◆ Required task
Return the data exactly as given, from the first line through the line containing "data-point [785,474,793,483]".

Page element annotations
———

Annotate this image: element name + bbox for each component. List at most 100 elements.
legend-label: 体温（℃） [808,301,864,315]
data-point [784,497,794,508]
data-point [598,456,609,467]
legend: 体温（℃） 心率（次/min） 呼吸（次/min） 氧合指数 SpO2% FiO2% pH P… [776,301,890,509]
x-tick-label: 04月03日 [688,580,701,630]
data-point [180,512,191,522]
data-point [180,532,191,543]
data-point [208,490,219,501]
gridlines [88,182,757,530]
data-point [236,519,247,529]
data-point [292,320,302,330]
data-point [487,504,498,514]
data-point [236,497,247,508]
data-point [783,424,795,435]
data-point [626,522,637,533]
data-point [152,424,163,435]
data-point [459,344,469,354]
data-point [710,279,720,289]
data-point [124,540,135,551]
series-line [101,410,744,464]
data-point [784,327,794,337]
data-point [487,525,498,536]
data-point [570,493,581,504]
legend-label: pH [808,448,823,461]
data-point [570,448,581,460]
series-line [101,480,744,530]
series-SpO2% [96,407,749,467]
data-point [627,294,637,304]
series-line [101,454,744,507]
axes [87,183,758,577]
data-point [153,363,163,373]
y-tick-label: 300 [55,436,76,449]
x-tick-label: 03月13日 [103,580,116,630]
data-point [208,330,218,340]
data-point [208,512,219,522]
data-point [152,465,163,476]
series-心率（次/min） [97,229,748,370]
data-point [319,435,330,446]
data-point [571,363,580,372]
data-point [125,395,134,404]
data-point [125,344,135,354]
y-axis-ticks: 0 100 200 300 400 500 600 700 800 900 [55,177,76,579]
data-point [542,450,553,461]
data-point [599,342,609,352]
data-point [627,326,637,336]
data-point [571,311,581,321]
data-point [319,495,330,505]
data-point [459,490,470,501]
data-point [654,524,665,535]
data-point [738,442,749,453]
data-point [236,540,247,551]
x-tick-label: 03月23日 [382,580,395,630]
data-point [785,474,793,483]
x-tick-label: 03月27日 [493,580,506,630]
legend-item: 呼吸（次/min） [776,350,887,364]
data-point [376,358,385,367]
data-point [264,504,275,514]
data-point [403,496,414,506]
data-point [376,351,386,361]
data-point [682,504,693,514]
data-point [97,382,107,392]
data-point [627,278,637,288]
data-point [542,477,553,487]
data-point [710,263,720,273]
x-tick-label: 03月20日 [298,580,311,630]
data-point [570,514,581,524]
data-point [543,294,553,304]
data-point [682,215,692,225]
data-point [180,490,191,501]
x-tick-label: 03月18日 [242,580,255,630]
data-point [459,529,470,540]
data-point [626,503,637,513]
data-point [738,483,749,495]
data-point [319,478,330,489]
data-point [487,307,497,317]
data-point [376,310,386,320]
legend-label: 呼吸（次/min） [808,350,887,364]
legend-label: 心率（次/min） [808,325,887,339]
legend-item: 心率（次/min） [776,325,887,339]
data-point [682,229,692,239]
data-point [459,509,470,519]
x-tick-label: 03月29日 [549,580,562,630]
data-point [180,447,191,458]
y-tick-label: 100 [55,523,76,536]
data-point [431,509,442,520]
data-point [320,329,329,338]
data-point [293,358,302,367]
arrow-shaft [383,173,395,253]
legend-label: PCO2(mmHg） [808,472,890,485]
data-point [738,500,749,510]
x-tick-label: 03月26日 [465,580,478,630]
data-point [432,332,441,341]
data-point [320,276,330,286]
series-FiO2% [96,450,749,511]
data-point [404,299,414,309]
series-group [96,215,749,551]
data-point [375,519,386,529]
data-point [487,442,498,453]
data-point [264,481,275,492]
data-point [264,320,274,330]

———

◆ Answer to the task
Annotate this image: element name + bbox for each component. List at most 100 elements.
legend-label: 体温（℃） [808,301,864,315]
data-point [784,497,794,508]
data-point [598,456,609,467]
legend: 体温（℃） 心率（次/min） 呼吸（次/min） 氧合指数 SpO2% FiO2% pH P… [776,301,890,509]
x-tick-label: 04月03日 [688,580,701,630]
data-point [180,512,191,522]
data-point [180,532,191,543]
data-point [208,490,219,501]
gridlines [88,182,757,530]
data-point [236,519,247,529]
data-point [292,320,302,330]
data-point [487,504,498,514]
data-point [236,497,247,508]
data-point [783,424,795,435]
data-point [626,522,637,533]
data-point [152,424,163,435]
data-point [459,344,469,354]
data-point [710,279,720,289]
data-point [124,540,135,551]
series-line [101,410,744,464]
data-point [784,327,794,337]
data-point [487,525,498,536]
data-point [570,493,581,504]
legend-label: pH [808,448,823,461]
data-point [570,448,581,460]
series-line [101,480,744,530]
series-SpO2% [96,407,749,467]
data-point [627,294,637,304]
series-line [101,454,744,507]
axes [87,183,758,577]
data-point [153,363,163,373]
y-tick-label: 300 [55,436,76,449]
x-tick-label: 03月13日 [103,580,116,630]
data-point [208,330,218,340]
data-point [208,512,219,522]
data-point [152,465,163,476]
series-心率（次/min） [97,229,748,370]
data-point [319,435,330,446]
data-point [571,363,580,372]
data-point [125,395,134,404]
data-point [125,344,135,354]
y-axis-ticks: 0 100 200 300 400 500 600 700 800 900 [55,177,76,579]
data-point [542,450,553,461]
data-point [599,342,609,352]
data-point [627,326,637,336]
data-point [571,311,581,321]
data-point [319,495,330,505]
data-point [459,490,470,501]
data-point [654,524,665,535]
data-point [738,442,749,453]
data-point [236,540,247,551]
x-tick-label: 03月23日 [382,580,395,630]
data-point [785,474,793,483]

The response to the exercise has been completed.